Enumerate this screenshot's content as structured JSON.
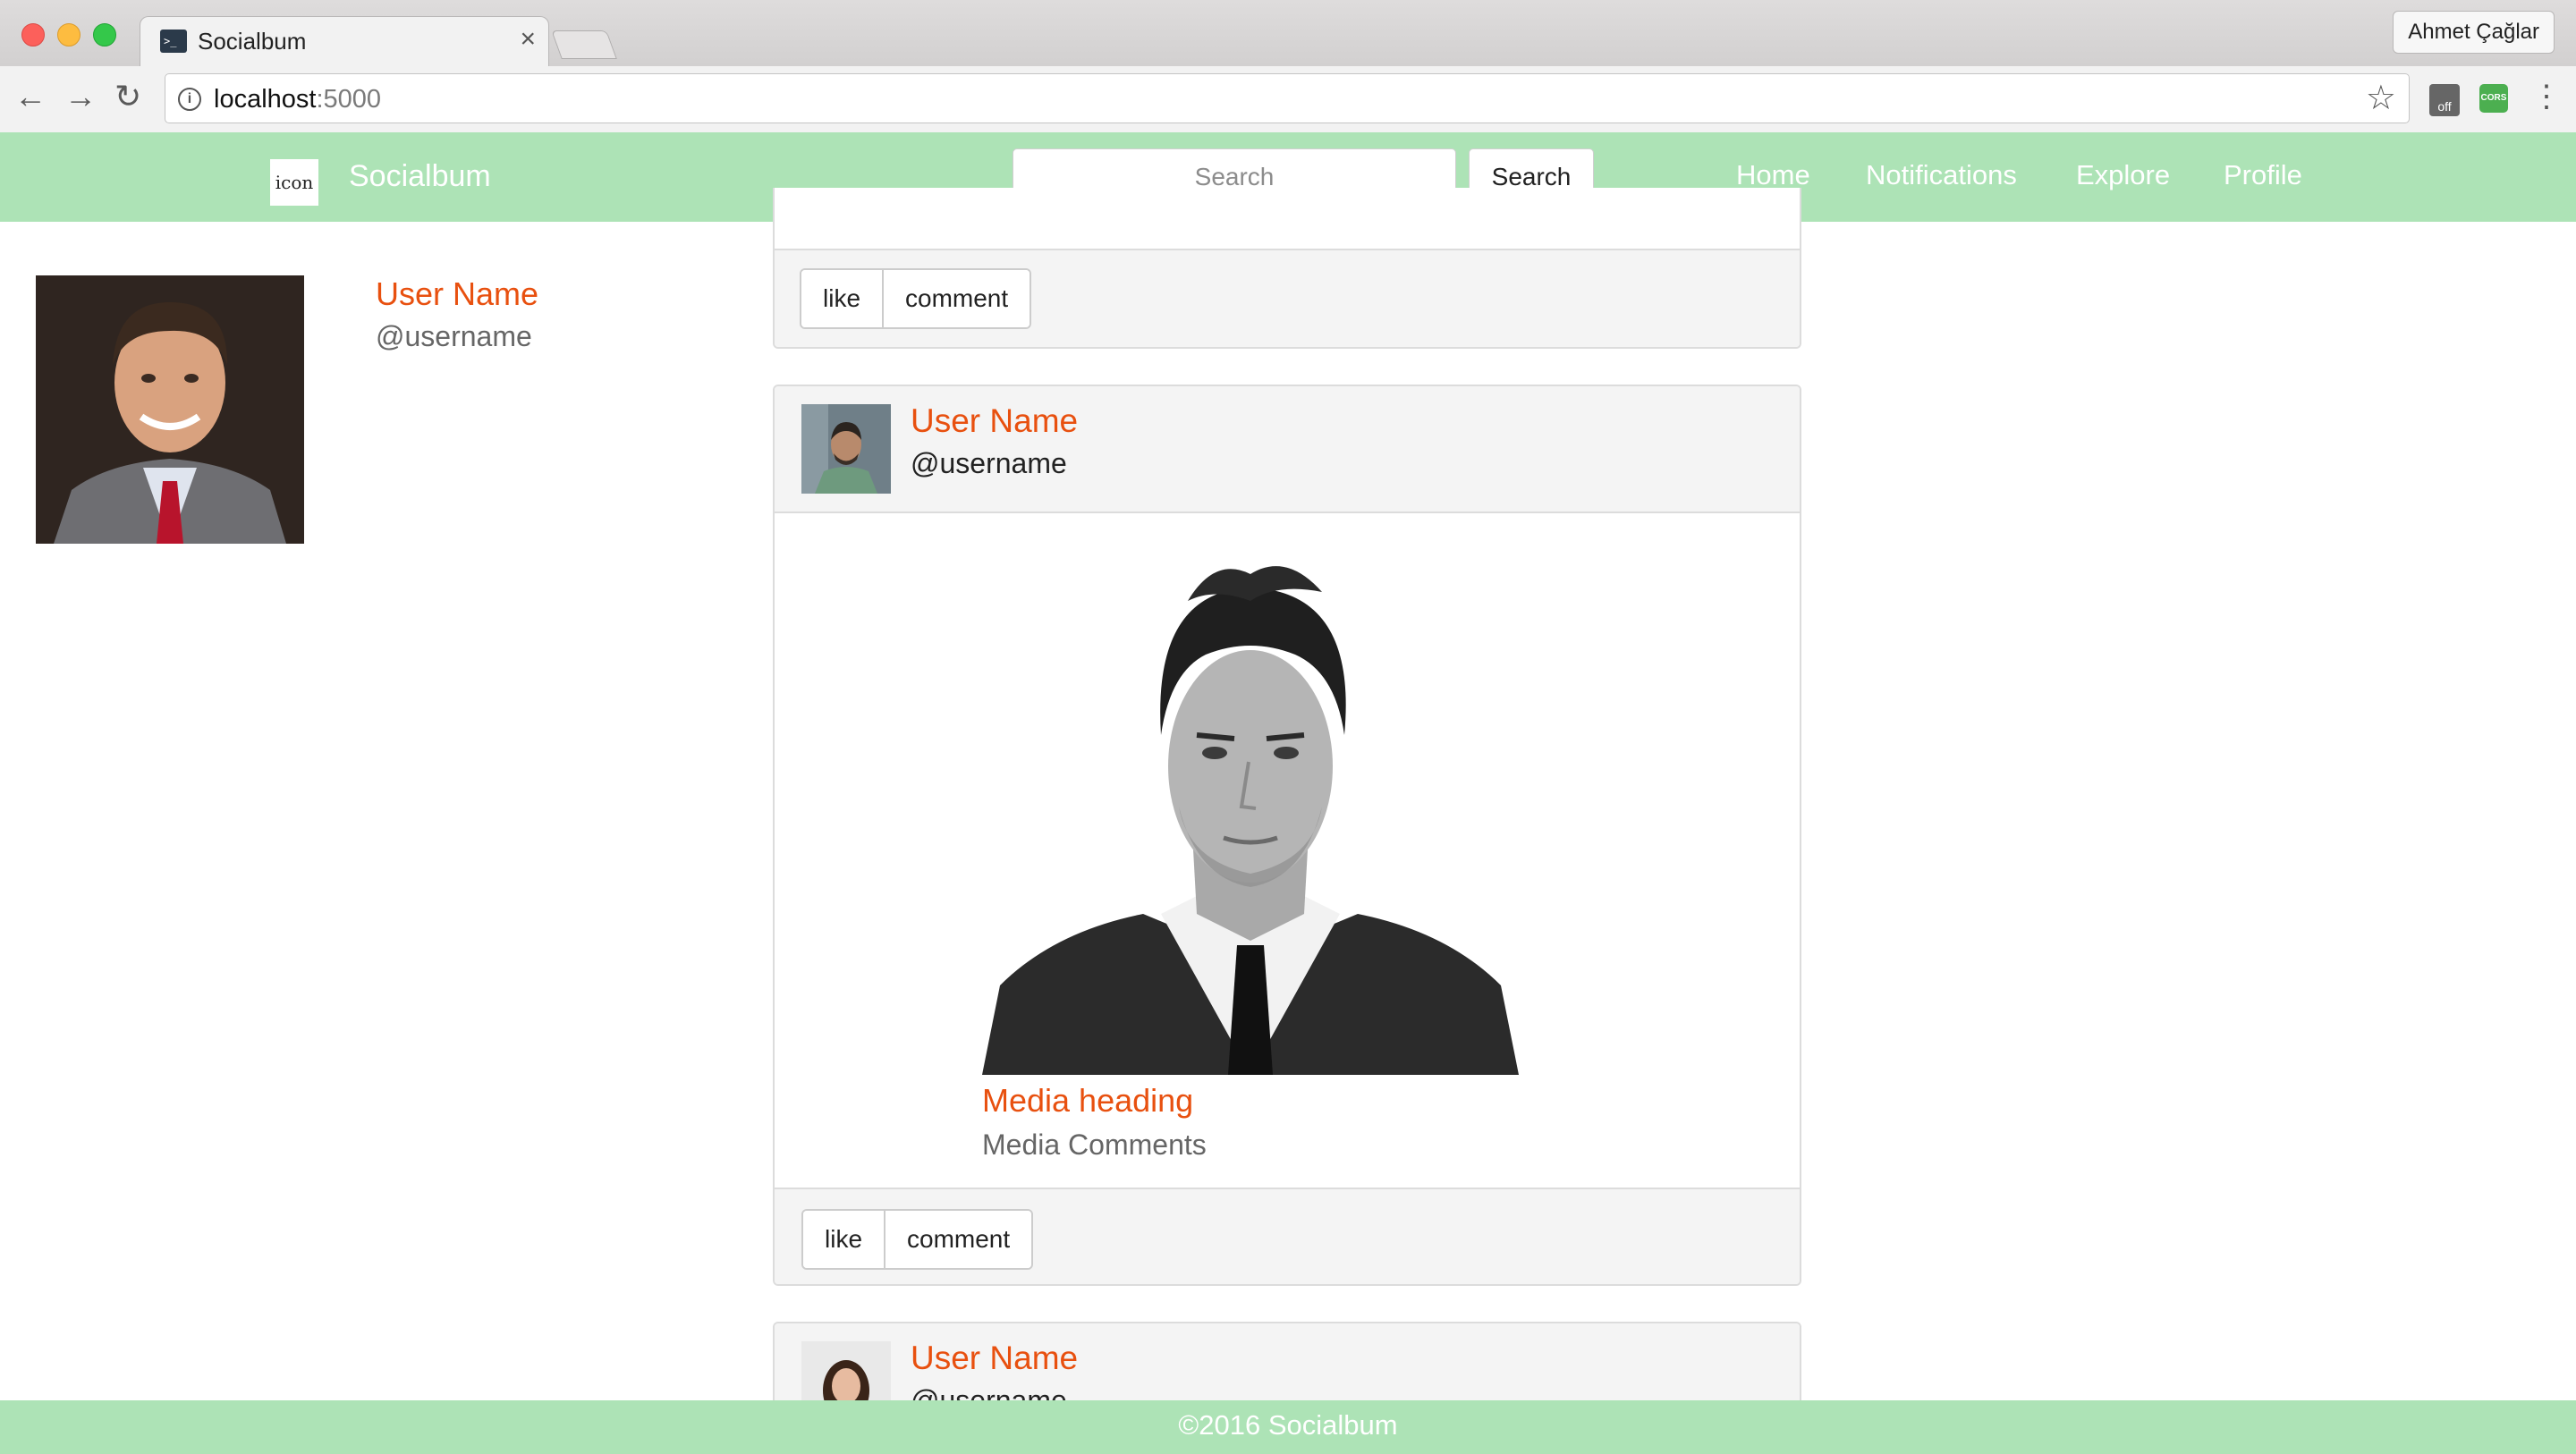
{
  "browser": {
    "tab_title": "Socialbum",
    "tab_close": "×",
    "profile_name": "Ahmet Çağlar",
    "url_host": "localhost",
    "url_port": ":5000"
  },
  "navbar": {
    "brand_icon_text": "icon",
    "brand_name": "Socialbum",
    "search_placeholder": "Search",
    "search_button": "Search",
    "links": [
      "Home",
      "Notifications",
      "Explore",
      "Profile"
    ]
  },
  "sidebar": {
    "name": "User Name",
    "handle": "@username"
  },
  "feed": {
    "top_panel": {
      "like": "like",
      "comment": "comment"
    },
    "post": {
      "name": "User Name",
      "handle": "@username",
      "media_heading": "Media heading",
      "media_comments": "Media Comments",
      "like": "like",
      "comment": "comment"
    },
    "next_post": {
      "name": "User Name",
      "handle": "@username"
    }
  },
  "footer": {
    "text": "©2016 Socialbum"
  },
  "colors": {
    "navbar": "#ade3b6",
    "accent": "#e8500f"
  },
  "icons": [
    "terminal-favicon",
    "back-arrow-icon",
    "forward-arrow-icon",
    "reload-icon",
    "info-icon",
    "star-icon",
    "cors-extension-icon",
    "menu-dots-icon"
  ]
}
|---|
▸ **PROBLEM REQUIREMENTS**:
Copy the listing in full and without alteration, omitting every picture.

▸ **WRITTEN SOLUTION**:
Enumerate this screenshot's content as structured JSON.
{
  "browser": {
    "tab_title": "Socialbum",
    "tab_close": "×",
    "profile_name": "Ahmet Çağlar",
    "url_host": "localhost",
    "url_port": ":5000"
  },
  "navbar": {
    "brand_icon_text": "icon",
    "brand_name": "Socialbum",
    "search_placeholder": "Search",
    "search_button": "Search",
    "links": [
      "Home",
      "Notifications",
      "Explore",
      "Profile"
    ]
  },
  "sidebar": {
    "name": "User Name",
    "handle": "@username"
  },
  "feed": {
    "top_panel": {
      "like": "like",
      "comment": "comment"
    },
    "post": {
      "name": "User Name",
      "handle": "@username",
      "media_heading": "Media heading",
      "media_comments": "Media Comments",
      "like": "like",
      "comment": "comment"
    },
    "next_post": {
      "name": "User Name",
      "handle": "@username"
    }
  },
  "footer": {
    "text": "©2016 Socialbum"
  },
  "colors": {
    "navbar": "#ade3b6",
    "accent": "#e8500f"
  },
  "icons": [
    "terminal-favicon",
    "back-arrow-icon",
    "forward-arrow-icon",
    "reload-icon",
    "info-icon",
    "star-icon",
    "cors-extension-icon",
    "menu-dots-icon"
  ]
}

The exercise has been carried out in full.